Exercise details: Search the material below for the string "frac" and list each line that holds it.

Extracted records:
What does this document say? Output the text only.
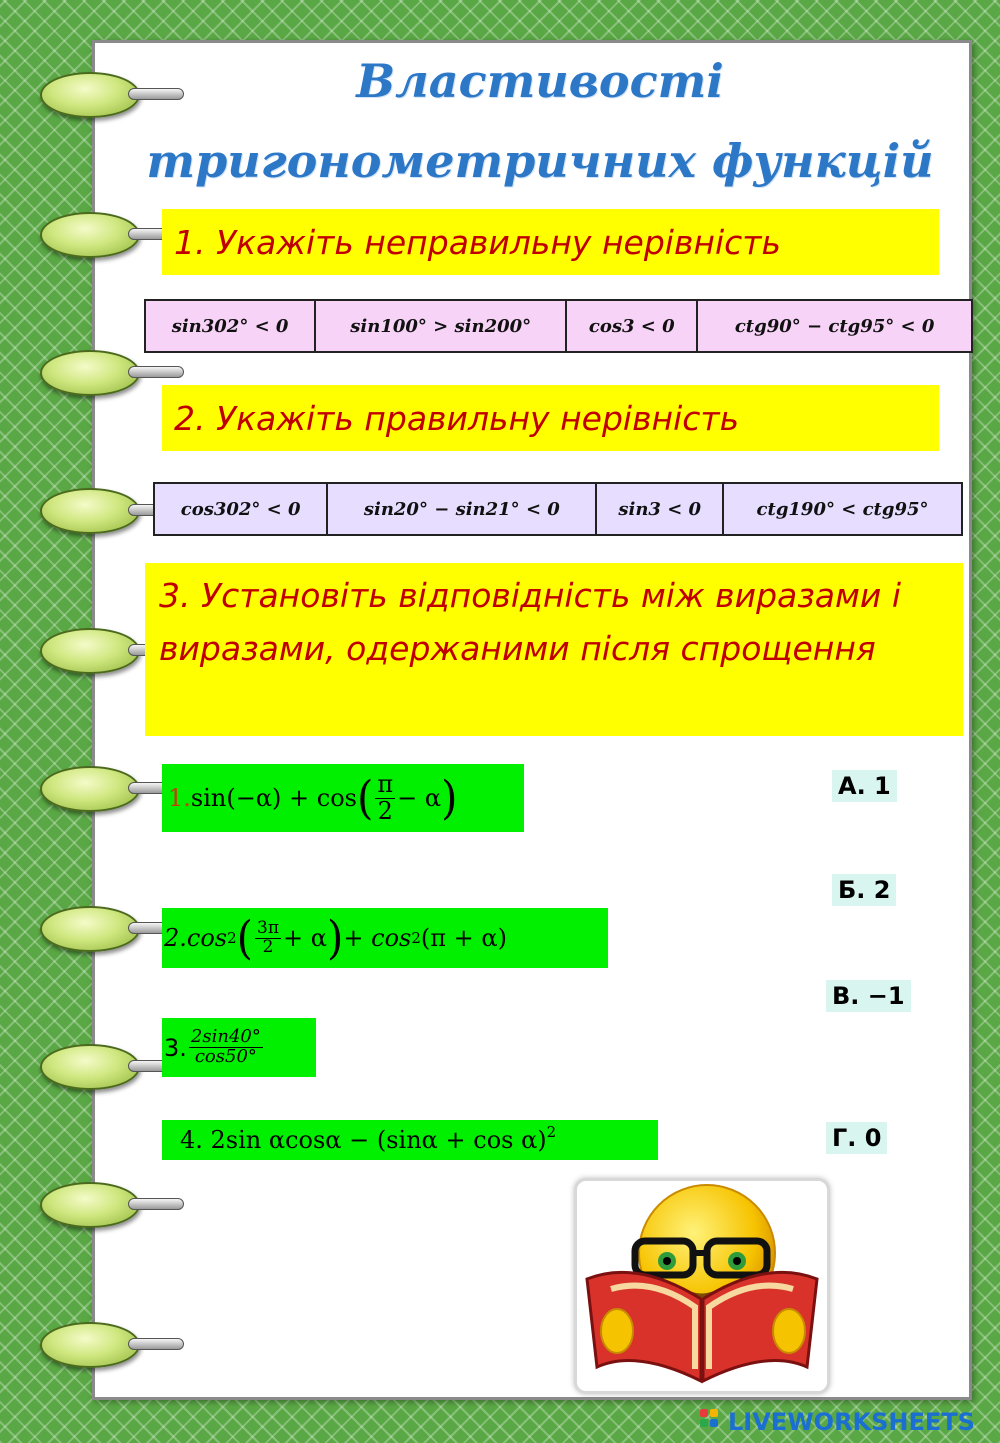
Властивості
тригонометричних функцій
1. Укажіть неправильну нерівність
sin302° < 0	sin100° > sin200°	cos3 < 0	ctg90° − ctg95° < 0
2. Укажіть правильну нерівність
cos302° < 0	sin20° − sin21° < 0	sin3 < 0	ctg190° < ctg95°
3. Установіть відповідність між виразами і виразами, одержаними після спрощення
1. sin(−α) + cos ( $\frac{\pi}{2} - \alpha$ )
2.cos 2 ( $\frac{3\pi}{2} + \alpha$ ) + cos 2 (π + α)
3. $\frac{2\sin 40^\circ}{\cos 50^\circ}$
4. 2sin $\alpha\cos\alpha - (\sin\alpha + \cos \alpha)^2$
А. 1
Б. 2
В. −1
Г. 0
LIVEWORKSHEETS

Task solution:
1. sin(−α) + cos ( $\frac{\pi}{2} - \alpha$ )
2.cos 2 ( $\frac{3\pi}{2} + \alpha$ ) + cos 2 (π + α)
3. $\frac{2\sin 40^\circ}{\cos 50^\circ}$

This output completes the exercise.